* **What to do**
Can you quote the records below in full, word for word?

* **Record excerpts**
○ ○ ○ ○ ○

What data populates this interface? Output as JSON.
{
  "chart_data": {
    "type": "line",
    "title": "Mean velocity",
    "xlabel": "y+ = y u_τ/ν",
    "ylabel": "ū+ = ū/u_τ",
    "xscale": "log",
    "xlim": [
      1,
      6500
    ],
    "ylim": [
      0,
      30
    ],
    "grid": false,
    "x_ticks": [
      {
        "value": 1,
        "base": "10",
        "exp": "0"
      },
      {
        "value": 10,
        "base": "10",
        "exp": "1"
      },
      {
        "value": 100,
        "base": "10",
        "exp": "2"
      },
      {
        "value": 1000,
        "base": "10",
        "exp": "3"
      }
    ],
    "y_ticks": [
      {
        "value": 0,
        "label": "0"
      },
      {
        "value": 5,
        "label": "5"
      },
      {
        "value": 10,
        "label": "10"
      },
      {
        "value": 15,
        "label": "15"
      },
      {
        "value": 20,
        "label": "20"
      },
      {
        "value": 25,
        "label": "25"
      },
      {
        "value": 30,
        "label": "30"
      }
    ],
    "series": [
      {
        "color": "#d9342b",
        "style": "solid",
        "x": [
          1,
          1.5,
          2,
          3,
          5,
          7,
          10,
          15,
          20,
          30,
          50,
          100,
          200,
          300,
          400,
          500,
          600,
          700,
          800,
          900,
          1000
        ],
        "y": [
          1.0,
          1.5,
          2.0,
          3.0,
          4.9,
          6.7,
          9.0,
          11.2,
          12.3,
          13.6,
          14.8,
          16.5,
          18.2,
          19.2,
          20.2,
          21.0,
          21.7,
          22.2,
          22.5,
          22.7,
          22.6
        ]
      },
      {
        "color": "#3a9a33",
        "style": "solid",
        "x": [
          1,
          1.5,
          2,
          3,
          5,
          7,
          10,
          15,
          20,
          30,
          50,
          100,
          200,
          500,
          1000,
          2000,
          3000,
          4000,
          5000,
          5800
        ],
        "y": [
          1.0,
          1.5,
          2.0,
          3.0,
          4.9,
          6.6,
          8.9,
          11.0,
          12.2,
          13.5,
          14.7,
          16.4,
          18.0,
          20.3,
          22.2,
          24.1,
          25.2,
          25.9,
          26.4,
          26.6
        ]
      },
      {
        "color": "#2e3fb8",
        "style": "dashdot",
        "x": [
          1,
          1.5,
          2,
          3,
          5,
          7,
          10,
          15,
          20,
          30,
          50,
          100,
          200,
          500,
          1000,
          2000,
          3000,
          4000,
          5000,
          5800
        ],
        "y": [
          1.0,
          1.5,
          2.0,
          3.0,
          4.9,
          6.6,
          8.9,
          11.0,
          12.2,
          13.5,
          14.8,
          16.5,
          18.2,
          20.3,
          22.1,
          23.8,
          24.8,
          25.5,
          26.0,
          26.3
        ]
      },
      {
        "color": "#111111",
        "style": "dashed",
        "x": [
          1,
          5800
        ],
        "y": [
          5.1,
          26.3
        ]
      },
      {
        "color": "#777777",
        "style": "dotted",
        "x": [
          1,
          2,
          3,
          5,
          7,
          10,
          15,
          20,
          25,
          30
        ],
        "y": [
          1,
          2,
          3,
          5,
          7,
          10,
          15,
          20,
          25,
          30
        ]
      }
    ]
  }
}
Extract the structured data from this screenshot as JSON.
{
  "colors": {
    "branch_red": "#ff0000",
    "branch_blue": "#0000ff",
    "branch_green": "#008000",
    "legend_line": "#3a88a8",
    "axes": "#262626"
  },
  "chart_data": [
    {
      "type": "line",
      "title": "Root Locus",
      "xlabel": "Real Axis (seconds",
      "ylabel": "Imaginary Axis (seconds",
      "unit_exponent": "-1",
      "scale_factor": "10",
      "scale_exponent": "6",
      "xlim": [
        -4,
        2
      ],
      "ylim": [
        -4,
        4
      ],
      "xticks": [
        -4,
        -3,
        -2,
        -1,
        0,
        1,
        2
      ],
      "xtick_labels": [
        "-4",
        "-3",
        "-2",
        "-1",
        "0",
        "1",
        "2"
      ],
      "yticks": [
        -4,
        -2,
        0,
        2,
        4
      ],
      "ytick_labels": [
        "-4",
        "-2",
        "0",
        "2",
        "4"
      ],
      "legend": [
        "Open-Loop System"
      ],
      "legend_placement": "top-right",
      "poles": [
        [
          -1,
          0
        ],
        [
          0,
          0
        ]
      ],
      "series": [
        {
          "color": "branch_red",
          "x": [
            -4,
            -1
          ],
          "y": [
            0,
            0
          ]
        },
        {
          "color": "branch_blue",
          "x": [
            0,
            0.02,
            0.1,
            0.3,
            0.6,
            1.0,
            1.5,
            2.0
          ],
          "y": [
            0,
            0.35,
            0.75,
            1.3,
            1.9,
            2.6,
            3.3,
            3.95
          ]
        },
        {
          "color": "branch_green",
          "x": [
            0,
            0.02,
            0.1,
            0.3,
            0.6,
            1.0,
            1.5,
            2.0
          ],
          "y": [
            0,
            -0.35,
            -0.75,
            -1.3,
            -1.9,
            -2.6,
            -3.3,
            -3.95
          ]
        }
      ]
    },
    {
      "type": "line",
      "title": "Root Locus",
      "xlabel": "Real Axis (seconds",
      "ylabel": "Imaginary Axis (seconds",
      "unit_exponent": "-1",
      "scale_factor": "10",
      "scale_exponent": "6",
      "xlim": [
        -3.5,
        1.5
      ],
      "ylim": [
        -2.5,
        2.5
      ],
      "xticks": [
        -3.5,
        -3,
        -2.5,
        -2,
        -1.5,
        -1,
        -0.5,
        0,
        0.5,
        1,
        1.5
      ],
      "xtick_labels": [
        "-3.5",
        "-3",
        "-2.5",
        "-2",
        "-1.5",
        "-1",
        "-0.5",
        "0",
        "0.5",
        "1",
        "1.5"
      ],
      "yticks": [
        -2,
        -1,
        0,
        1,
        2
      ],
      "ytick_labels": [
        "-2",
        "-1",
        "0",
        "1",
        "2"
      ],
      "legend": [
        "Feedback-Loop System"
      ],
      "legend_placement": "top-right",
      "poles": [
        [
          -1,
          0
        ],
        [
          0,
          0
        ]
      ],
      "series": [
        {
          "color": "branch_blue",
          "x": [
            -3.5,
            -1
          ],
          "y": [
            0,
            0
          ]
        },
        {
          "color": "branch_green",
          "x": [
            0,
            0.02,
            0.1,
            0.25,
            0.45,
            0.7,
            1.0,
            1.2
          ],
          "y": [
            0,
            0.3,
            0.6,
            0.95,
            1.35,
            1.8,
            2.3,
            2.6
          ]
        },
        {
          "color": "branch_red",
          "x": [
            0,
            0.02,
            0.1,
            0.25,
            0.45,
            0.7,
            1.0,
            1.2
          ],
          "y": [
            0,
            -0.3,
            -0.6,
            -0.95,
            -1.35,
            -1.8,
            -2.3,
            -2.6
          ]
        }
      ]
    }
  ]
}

○ ○ ○ ○ ○

* **Output for this task**
What data populates this interface? Output as JSON.
{
  "chart_data": {
    "type": "line",
    "title": "Mean velocity",
    "xlabel": "y+ = y u_τ/ν",
    "ylabel": "ū+ = ū/u_τ",
    "xscale": "log",
    "xlim": [
      1,
      6500
    ],
    "ylim": [
      0,
      30
    ],
    "grid": false,
    "x_ticks": [
      {
        "value": 1,
        "base": "10",
        "exp": "0"
      },
      {
        "value": 10,
        "base": "10",
        "exp": "1"
      },
      {
        "value": 100,
        "base": "10",
        "exp": "2"
      },
      {
        "value": 1000,
        "base": "10",
        "exp": "3"
      }
    ],
    "y_ticks": [
      {
        "value": 0,
        "label": "0"
      },
      {
        "value": 5,
        "label": "5"
      },
      {
        "value": 10,
        "label": "10"
      },
      {
        "value": 15,
        "label": "15"
      },
      {
        "value": 20,
        "label": "20"
      },
      {
        "value": 25,
        "label": "25"
      },
      {
        "value": 30,
        "label": "30"
      }
    ],
    "series": [
      {
        "color": "#d9342b",
        "style": "solid",
        "x": [
          1,
          1.5,
          2,
          3,
          5,
          7,
          10,
          15,
          20,
          30,
          50,
          100,
          200,
          300,
          400,
          500,
          600,
          700,
          800,
          900,
          1000
        ],
        "y": [
          1.0,
          1.5,
          2.0,
          3.0,
          4.9,
          6.7,
          9.0,
          11.2,
          12.3,
          13.6,
          14.8,
          16.5,
          18.2,
          19.2,
          20.2,
          21.0,
          21.7,
          22.2,
          22.5,
          22.7,
          22.6
        ]
      },
      {
        "color": "#3a9a33",
        "style": "solid",
        "x": [
          1,
          1.5,
          2,
          3,
          5,
          7,
          10,
          15,
          20,
          30,
          50,
          100,
          200,
          500,
          1000,
          2000,
          3000,
          4000,
          5000,
          5800
        ],
        "y": [
          1.0,
          1.5,
          2.0,
          3.0,
          4.9,
          6.6,
          8.9,
          11.0,
          12.2,
          13.5,
          14.7,
          16.4,
          18.0,
          20.3,
          22.2,
          24.1,
          25.2,
          25.9,
          26.4,
          26.6
        ]
      },
      {
        "color": "#2e3fb8",
        "style": "dashdot",
        "x": [
          1,
          1.5,
          2,
          3,
          5,
          7,
          10,
          15,
          20,
          30,
          50,
          100,
          200,
          500,
          1000,
          2000,
          3000,
          4000,
          5000,
          5800
        ],
        "y": [
          1.0,
          1.5,
          2.0,
          3.0,
          4.9,
          6.6,
          8.9,
          11.0,
          12.2,
          13.5,
          14.8,
          16.5,
          18.2,
          20.3,
          22.1,
          23.8,
          24.8,
          25.5,
          26.0,
          26.3
        ]
      },
      {
        "color": "#111111",
        "style": "dashed",
        "x": [
          1,
          5800
        ],
        "y": [
          5.1,
          26.3
        ]
      },
      {
        "color": "#777777",
        "style": "dotted",
        "x": [
          1,
          2,
          3,
          5,
          7,
          10,
          15,
          20,
          25,
          30
        ],
        "y": [
          1,
          2,
          3,
          5,
          7,
          10,
          15,
          20,
          25,
          30
        ]
      }
    ]
  }
}
Extract the structured data from this screenshot as JSON.
{
  "colors": {
    "branch_red": "#ff0000",
    "branch_blue": "#0000ff",
    "branch_green": "#008000",
    "legend_line": "#3a88a8",
    "axes": "#262626"
  },
  "chart_data": [
    {
      "type": "line",
      "title": "Root Locus",
      "xlabel": "Real Axis (seconds",
      "ylabel": "Imaginary Axis (seconds",
      "unit_exponent": "-1",
      "scale_factor": "10",
      "scale_exponent": "6",
      "xlim": [
        -4,
        2
      ],
      "ylim": [
        -4,
        4
      ],
      "xticks": [
        -4,
        -3,
        -2,
        -1,
        0,
        1,
        2
      ],
      "xtick_labels": [
        "-4",
        "-3",
        "-2",
        "-1",
        "0",
        "1",
        "2"
      ],
      "yticks": [
        -4,
        -2,
        0,
        2,
        4
      ],
      "ytick_labels": [
        "-4",
        "-2",
        "0",
        "2",
        "4"
      ],
      "legend": [
        "Open-Loop System"
      ],
      "legend_placement": "top-right",
      "poles": [
        [
          -1,
          0
        ],
        [
          0,
          0
        ]
      ],
      "series": [
        {
          "color": "branch_red",
          "x": [
            -4,
            -1
          ],
          "y": [
            0,
            0
          ]
        },
        {
          "color": "branch_blue",
          "x": [
            0,
            0.02,
            0.1,
            0.3,
            0.6,
            1.0,
            1.5,
            2.0
          ],
          "y": [
            0,
            0.35,
            0.75,
            1.3,
            1.9,
            2.6,
            3.3,
            3.95
          ]
        },
        {
          "color": "branch_green",
          "x": [
            0,
            0.02,
            0.1,
            0.3,
            0.6,
            1.0,
            1.5,
            2.0
          ],
          "y": [
            0,
            -0.35,
            -0.75,
            -1.3,
            -1.9,
            -2.6,
            -3.3,
            -3.95
          ]
        }
      ]
    },
    {
      "type": "line",
      "title": "Root Locus",
      "xlabel": "Real Axis (seconds",
      "ylabel": "Imaginary Axis (seconds",
      "unit_exponent": "-1",
      "scale_factor": "10",
      "scale_exponent": "6",
      "xlim": [
        -3.5,
        1.5
      ],
      "ylim": [
        -2.5,
        2.5
      ],
      "xticks": [
        -3.5,
        -3,
        -2.5,
        -2,
        -1.5,
        -1,
        -0.5,
        0,
        0.5,
        1,
        1.5
      ],
      "xtick_labels": [
        "-3.5",
        "-3",
        "-2.5",
        "-2",
        "-1.5",
        "-1",
        "-0.5",
        "0",
        "0.5",
        "1",
        "1.5"
      ],
      "yticks": [
        -2,
        -1,
        0,
        1,
        2
      ],
      "ytick_labels": [
        "-2",
        "-1",
        "0",
        "1",
        "2"
      ],
      "legend": [
        "Feedback-Loop System"
      ],
      "legend_placement": "top-right",
      "poles": [
        [
          -1,
          0
        ],
        [
          0,
          0
        ]
      ],
      "series": [
        {
          "color": "branch_blue",
          "x": [
            -3.5,
            -1
          ],
          "y": [
            0,
            0
          ]
        },
        {
          "color": "branch_green",
          "x": [
            0,
            0.02,
            0.1,
            0.25,
            0.45,
            0.7,
            1.0,
            1.2
          ],
          "y": [
            0,
            0.3,
            0.6,
            0.95,
            1.35,
            1.8,
            2.3,
            2.6
          ]
        },
        {
          "color": "branch_red",
          "x": [
            0,
            0.02,
            0.1,
            0.25,
            0.45,
            0.7,
            1.0,
            1.2
          ],
          "y": [
            0,
            -0.3,
            -0.6,
            -0.95,
            -1.35,
            -1.8,
            -2.3,
            -2.6
          ]
        }
      ]
    }
  ]
}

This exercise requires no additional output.